begin Material provided

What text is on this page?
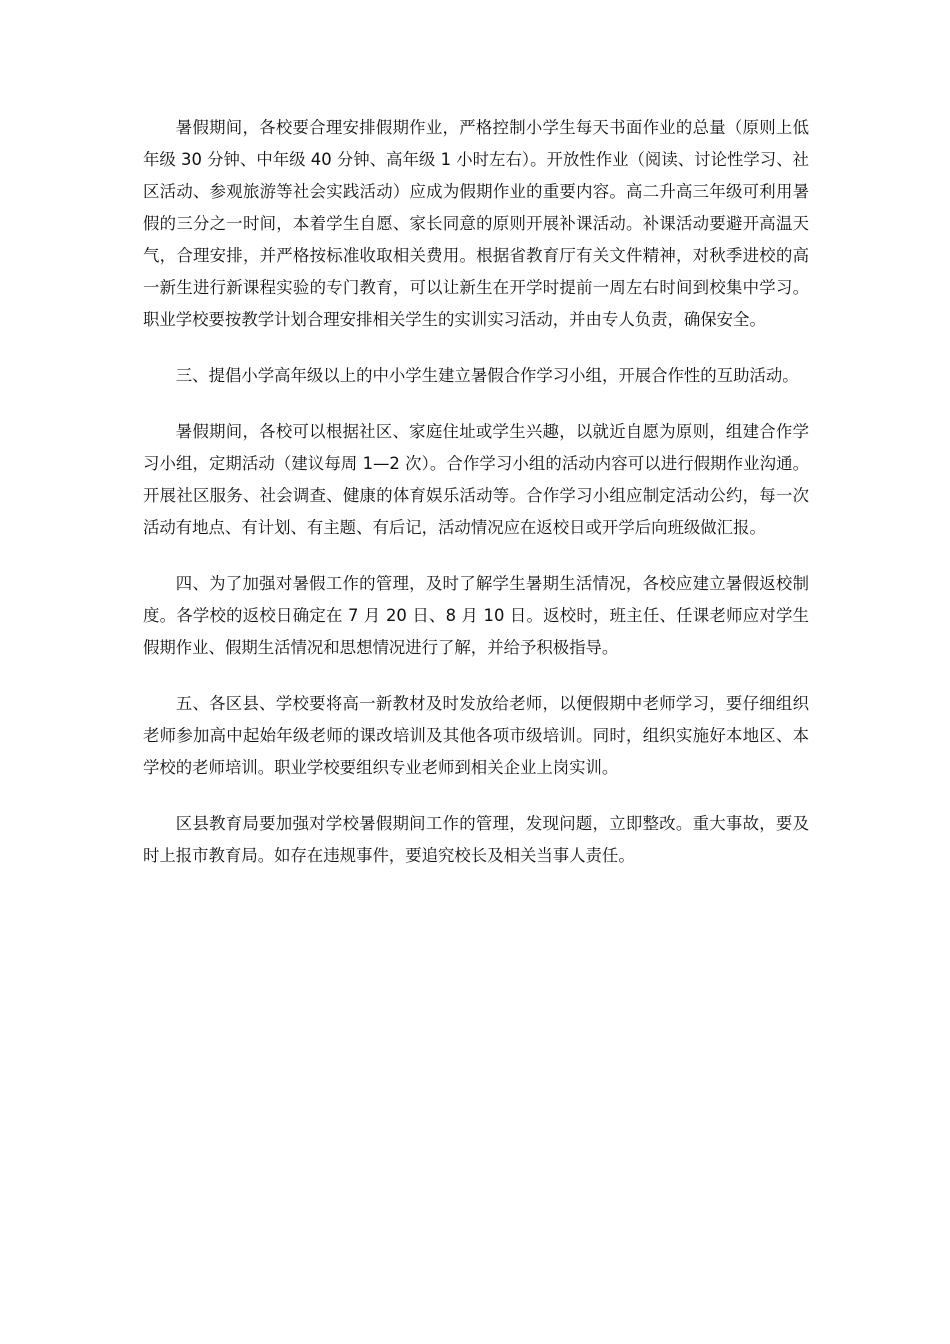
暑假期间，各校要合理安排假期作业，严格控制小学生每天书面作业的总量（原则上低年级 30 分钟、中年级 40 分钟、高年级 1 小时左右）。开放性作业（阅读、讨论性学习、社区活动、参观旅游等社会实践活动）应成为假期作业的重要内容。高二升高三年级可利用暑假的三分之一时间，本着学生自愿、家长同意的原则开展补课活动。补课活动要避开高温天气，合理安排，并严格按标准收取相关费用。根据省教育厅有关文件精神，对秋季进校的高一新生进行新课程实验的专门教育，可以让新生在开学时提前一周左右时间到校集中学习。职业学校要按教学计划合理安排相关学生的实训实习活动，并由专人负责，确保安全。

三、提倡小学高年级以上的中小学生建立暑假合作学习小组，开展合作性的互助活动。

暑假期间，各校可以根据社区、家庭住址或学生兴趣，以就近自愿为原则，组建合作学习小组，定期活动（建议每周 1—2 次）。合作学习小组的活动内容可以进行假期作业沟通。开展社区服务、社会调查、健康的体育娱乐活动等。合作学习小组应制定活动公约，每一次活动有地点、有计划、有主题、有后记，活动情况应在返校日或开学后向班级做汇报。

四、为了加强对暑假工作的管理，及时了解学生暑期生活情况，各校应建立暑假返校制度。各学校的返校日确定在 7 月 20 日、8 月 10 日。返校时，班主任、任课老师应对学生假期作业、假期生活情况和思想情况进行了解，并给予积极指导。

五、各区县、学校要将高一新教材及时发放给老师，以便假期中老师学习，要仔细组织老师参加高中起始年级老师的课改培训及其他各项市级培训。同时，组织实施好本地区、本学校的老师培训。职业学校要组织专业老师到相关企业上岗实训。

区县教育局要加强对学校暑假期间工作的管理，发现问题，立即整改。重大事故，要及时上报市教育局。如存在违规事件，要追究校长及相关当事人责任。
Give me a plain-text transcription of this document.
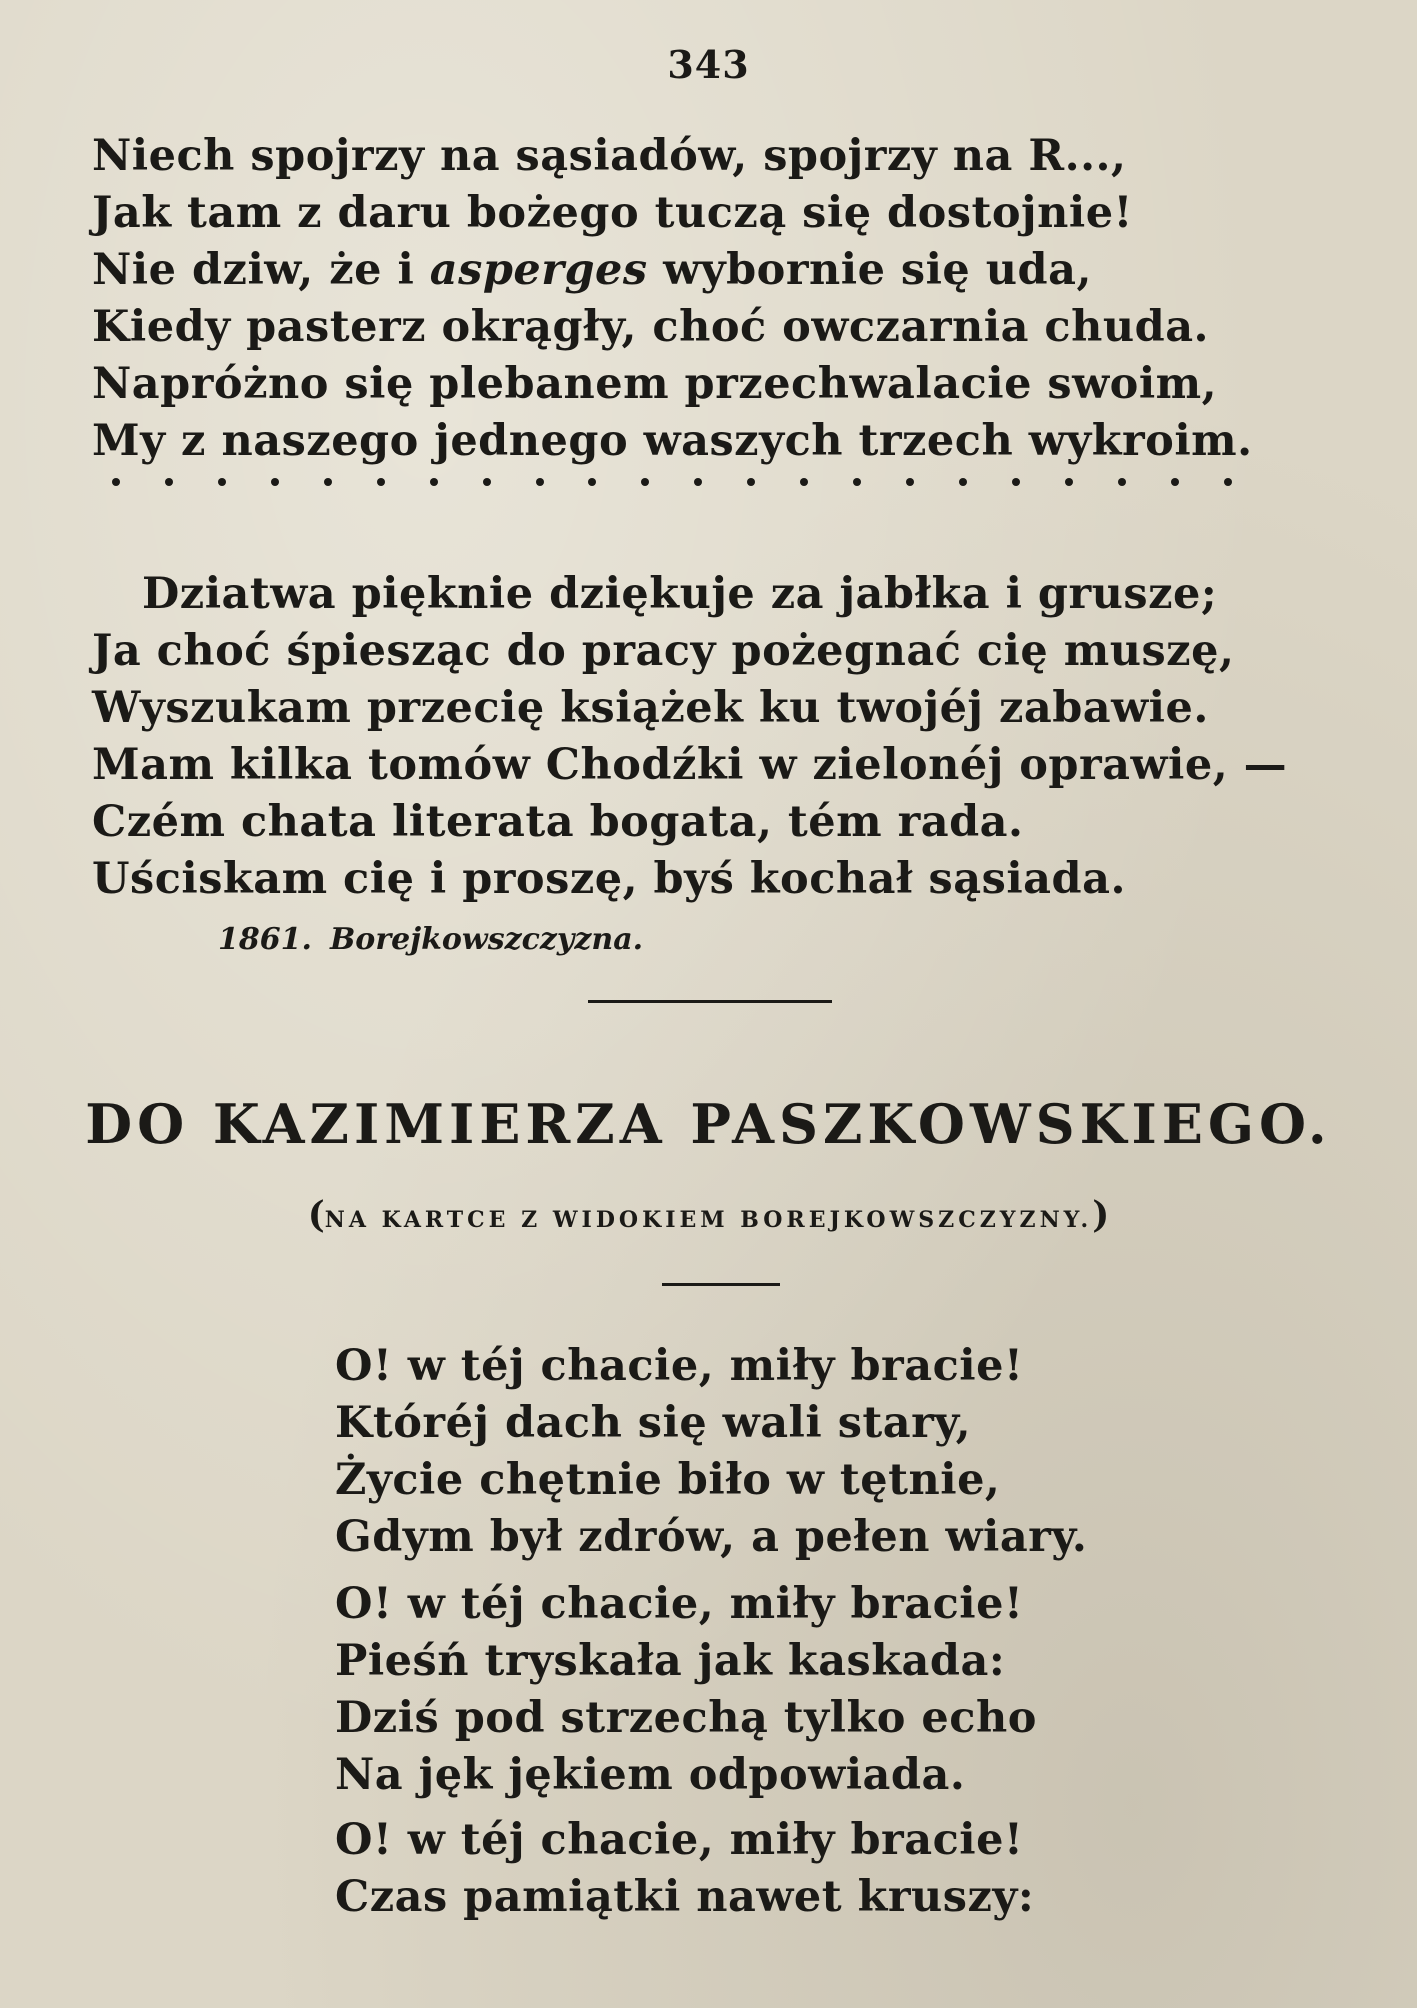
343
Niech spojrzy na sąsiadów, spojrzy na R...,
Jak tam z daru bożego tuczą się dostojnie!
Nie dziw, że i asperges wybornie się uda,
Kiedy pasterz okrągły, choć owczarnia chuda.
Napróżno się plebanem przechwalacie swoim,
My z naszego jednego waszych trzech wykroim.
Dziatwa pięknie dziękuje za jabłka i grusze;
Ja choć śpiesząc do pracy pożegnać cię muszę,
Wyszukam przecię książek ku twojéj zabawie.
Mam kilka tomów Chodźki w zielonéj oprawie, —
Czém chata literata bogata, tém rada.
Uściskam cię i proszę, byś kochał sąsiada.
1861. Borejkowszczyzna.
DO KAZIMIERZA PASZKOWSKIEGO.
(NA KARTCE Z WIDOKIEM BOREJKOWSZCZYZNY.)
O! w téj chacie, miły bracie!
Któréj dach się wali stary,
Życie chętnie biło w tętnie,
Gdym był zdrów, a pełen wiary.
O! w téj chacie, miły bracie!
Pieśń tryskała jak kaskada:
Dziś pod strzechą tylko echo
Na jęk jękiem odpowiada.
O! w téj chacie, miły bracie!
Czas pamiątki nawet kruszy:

end Material provided

§ **Task prompt**
Locate the lines above that hold the word "choć". Show every one of them.

§ **Solution for this task**
Kiedy pasterz okrągły, choć owczarnia chuda.
Ja choć śpiesząc do pracy pożegnać cię muszę,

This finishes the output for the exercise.